> **WHAT IS ASKED**
Scan the data for "this" and copy the lines it appears in.

> **DATA ROWS**
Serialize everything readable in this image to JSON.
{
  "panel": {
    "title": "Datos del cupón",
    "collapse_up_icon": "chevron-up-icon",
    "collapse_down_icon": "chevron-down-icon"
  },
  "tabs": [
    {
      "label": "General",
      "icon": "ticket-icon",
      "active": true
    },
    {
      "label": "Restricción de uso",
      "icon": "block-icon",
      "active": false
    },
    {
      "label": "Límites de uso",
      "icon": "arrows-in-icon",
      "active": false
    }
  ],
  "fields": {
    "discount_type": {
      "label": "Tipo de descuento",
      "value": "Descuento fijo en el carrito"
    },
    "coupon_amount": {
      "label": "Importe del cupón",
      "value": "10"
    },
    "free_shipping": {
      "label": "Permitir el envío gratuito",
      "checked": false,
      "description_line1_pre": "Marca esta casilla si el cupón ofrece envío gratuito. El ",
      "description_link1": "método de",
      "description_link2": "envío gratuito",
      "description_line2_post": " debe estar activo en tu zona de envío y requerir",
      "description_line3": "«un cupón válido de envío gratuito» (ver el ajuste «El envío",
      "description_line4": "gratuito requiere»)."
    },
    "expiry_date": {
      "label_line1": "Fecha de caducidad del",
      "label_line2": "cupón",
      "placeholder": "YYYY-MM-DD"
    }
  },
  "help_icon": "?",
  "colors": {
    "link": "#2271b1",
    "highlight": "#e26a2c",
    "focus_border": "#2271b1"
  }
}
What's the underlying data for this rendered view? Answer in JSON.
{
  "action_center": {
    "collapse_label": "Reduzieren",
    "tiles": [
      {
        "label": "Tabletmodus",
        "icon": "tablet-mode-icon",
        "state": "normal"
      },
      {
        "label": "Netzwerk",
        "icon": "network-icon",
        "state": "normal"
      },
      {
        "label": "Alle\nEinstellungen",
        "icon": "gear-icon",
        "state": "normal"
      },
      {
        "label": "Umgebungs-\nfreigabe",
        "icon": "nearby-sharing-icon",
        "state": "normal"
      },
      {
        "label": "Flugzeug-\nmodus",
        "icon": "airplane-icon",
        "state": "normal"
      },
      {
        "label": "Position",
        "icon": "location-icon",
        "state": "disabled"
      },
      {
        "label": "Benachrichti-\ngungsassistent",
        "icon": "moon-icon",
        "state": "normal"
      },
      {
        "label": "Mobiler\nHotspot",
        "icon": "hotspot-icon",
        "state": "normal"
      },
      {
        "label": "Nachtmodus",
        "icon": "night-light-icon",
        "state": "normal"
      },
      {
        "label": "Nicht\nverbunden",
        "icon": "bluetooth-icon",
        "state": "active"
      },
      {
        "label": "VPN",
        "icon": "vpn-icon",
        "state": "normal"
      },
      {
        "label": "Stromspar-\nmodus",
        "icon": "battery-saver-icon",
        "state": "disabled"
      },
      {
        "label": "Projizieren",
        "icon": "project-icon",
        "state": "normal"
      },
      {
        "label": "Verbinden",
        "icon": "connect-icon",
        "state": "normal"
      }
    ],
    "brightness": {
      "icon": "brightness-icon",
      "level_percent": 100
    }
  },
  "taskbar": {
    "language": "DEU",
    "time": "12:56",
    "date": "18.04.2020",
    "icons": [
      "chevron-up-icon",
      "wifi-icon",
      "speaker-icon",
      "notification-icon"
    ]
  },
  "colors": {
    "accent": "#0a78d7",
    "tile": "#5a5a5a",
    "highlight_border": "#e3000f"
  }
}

> **EXERCISE RESULT**
Serialize everything readable in this image to JSON.
What's the underlying data for this rendered view? Answer in JSON.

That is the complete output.